**YOUR GOAL:** Rewrite the items below, replacing every "monitor-link" with "portal-link" and leaving everything else unchanged.

## Begin

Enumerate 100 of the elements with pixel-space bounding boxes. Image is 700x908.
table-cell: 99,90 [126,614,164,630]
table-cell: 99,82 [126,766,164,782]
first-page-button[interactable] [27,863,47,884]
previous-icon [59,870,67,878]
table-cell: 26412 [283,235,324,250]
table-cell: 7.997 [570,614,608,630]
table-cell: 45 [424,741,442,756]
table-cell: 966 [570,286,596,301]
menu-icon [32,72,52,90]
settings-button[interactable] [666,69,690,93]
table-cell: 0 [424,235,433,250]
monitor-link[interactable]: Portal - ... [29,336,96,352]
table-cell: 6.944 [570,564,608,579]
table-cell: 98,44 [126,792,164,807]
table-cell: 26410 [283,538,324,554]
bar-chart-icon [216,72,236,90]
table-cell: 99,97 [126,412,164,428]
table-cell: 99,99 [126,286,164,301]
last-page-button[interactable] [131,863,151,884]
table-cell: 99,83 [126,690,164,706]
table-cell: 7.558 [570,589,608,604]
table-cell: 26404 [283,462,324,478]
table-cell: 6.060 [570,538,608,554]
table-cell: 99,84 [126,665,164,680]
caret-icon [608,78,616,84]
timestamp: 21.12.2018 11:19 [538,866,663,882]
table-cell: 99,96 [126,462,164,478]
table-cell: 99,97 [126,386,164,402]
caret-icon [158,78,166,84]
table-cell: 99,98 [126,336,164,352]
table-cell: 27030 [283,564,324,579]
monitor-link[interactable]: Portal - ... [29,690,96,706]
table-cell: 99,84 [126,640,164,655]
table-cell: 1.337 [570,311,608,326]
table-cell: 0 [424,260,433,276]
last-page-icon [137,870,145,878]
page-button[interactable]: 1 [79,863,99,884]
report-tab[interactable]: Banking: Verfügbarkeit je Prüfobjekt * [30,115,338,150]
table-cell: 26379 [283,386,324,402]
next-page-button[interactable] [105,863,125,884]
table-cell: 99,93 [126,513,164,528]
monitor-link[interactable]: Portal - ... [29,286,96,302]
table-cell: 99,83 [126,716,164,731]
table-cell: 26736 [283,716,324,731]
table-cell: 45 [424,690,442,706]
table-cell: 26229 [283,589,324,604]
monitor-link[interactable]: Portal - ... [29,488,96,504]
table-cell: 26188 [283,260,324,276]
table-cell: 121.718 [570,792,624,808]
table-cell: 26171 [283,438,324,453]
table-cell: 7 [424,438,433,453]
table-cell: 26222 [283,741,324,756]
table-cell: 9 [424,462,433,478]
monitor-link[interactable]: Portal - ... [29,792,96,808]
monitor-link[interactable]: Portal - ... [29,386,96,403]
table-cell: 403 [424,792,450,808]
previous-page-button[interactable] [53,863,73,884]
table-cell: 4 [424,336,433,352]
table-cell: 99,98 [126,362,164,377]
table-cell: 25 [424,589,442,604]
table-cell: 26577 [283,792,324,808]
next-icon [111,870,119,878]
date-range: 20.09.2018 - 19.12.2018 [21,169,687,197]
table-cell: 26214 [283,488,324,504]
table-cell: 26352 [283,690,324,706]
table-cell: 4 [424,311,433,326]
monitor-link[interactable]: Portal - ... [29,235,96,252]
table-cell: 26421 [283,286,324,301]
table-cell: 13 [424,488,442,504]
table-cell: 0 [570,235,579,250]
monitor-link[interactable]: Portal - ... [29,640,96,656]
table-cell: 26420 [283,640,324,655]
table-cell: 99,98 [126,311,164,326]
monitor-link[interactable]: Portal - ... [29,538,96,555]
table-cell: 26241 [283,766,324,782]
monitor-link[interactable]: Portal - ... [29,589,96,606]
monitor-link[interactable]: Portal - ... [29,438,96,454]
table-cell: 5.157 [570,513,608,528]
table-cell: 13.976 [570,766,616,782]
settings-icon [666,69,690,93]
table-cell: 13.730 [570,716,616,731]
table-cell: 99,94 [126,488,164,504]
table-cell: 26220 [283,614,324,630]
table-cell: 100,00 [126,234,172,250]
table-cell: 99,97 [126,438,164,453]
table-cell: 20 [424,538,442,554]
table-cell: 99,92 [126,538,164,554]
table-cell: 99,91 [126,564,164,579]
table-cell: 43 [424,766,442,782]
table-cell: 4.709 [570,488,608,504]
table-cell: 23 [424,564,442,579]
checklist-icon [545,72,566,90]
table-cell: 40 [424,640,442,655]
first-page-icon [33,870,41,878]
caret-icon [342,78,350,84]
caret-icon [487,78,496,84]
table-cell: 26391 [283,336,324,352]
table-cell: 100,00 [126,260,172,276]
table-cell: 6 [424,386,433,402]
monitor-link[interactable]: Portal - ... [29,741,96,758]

## End

**WORKED SOLUTION:**
Enumerate 100 of the elements with pixel-space bounding boxes. Image is 700x908.
table-cell: 99,90 [126,614,164,630]
table-cell: 99,82 [126,766,164,782]
first-page-button[interactable] [27,863,47,884]
previous-icon [59,870,67,878]
table-cell: 26412 [283,235,324,250]
table-cell: 7.997 [570,614,608,630]
table-cell: 45 [424,741,442,756]
table-cell: 966 [570,286,596,301]
menu-icon [32,72,52,90]
settings-button[interactable] [666,69,690,93]
table-cell: 0 [424,235,433,250]
portal-link[interactable]: Portal - ... [29,336,96,352]
table-cell: 6.944 [570,564,608,579]
table-cell: 98,44 [126,792,164,807]
table-cell: 26410 [283,538,324,554]
bar-chart-icon [216,72,236,90]
table-cell: 99,97 [126,412,164,428]
table-cell: 99,99 [126,286,164,301]
last-page-button[interactable] [131,863,151,884]
table-cell: 99,83 [126,690,164,706]
table-cell: 7.558 [570,589,608,604]
table-cell: 26404 [283,462,324,478]
table-cell: 6.060 [570,538,608,554]
table-cell: 99,84 [126,665,164,680]
caret-icon [608,78,616,84]
timestamp: 21.12.2018 11:19 [538,866,663,882]
table-cell: 99,96 [126,462,164,478]
table-cell: 99,97 [126,386,164,402]
caret-icon [158,78,166,84]
table-cell: 99,98 [126,336,164,352]
table-cell: 27030 [283,564,324,579]
portal-link[interactable]: Portal - ... [29,690,96,706]
table-cell: 99,84 [126,640,164,655]
table-cell: 1.337 [570,311,608,326]
table-cell: 0 [424,260,433,276]
last-page-icon [137,870,145,878]
page-button[interactable]: 1 [79,863,99,884]
report-tab[interactable]: Banking: Verfügbarkeit je Prüfobjekt * [30,115,338,150]
table-cell: 26379 [283,386,324,402]
next-page-button[interactable] [105,863,125,884]
table-cell: 99,93 [126,513,164,528]
portal-link[interactable]: Portal - ... [29,286,96,302]
table-cell: 99,83 [126,716,164,731]
table-cell: 26736 [283,716,324,731]
table-cell: 45 [424,690,442,706]
table-cell: 26229 [283,589,324,604]
portal-link[interactable]: Portal - ... [29,488,96,504]
table-cell: 26188 [283,260,324,276]
table-cell: 121.718 [570,792,624,808]
table-cell: 26171 [283,438,324,453]
table-cell: 7 [424,438,433,453]
table-cell: 26222 [283,741,324,756]
table-cell: 9 [424,462,433,478]
portal-link[interactable]: Portal - ... [29,792,96,808]
portal-link[interactable]: Portal - ... [29,386,96,403]
table-cell: 403 [424,792,450,808]
previous-page-button[interactable] [53,863,73,884]
table-cell: 4 [424,336,433,352]
table-cell: 99,98 [126,362,164,377]
table-cell: 25 [424,589,442,604]
table-cell: 26577 [283,792,324,808]
next-icon [111,870,119,878]
date-range: 20.09.2018 - 19.12.2018 [21,169,687,197]
table-cell: 26214 [283,488,324,504]
table-cell: 26352 [283,690,324,706]
table-cell: 4 [424,311,433,326]
portal-link[interactable]: Portal - ... [29,235,96,252]
table-cell: 26421 [283,286,324,301]
table-cell: 13 [424,488,442,504]
table-cell: 0 [570,235,579,250]
portal-link[interactable]: Portal - ... [29,640,96,656]
table-cell: 26420 [283,640,324,655]
table-cell: 99,98 [126,311,164,326]
portal-link[interactable]: Portal - ... [29,538,96,555]
table-cell: 26241 [283,766,324,782]
portal-link[interactable]: Portal - ... [29,589,96,606]
portal-link[interactable]: Portal - ... [29,438,96,454]
table-cell: 5.157 [570,513,608,528]
table-cell: 13.976 [570,766,616,782]
settings-icon [666,69,690,93]
table-cell: 13.730 [570,716,616,731]
table-cell: 99,94 [126,488,164,504]
table-cell: 26220 [283,614,324,630]
table-cell: 100,00 [126,234,172,250]
table-cell: 99,97 [126,438,164,453]
table-cell: 20 [424,538,442,554]
table-cell: 99,92 [126,538,164,554]
table-cell: 99,91 [126,564,164,579]
table-cell: 43 [424,766,442,782]
table-cell: 4.709 [570,488,608,504]
table-cell: 23 [424,564,442,579]
checklist-icon [545,72,566,90]
table-cell: 40 [424,640,442,655]
first-page-icon [33,870,41,878]
caret-icon [342,78,350,84]
caret-icon [487,78,496,84]
table-cell: 26391 [283,336,324,352]
table-cell: 100,00 [126,260,172,276]
table-cell: 6 [424,386,433,402]
portal-link[interactable]: Portal - ... [29,741,96,758]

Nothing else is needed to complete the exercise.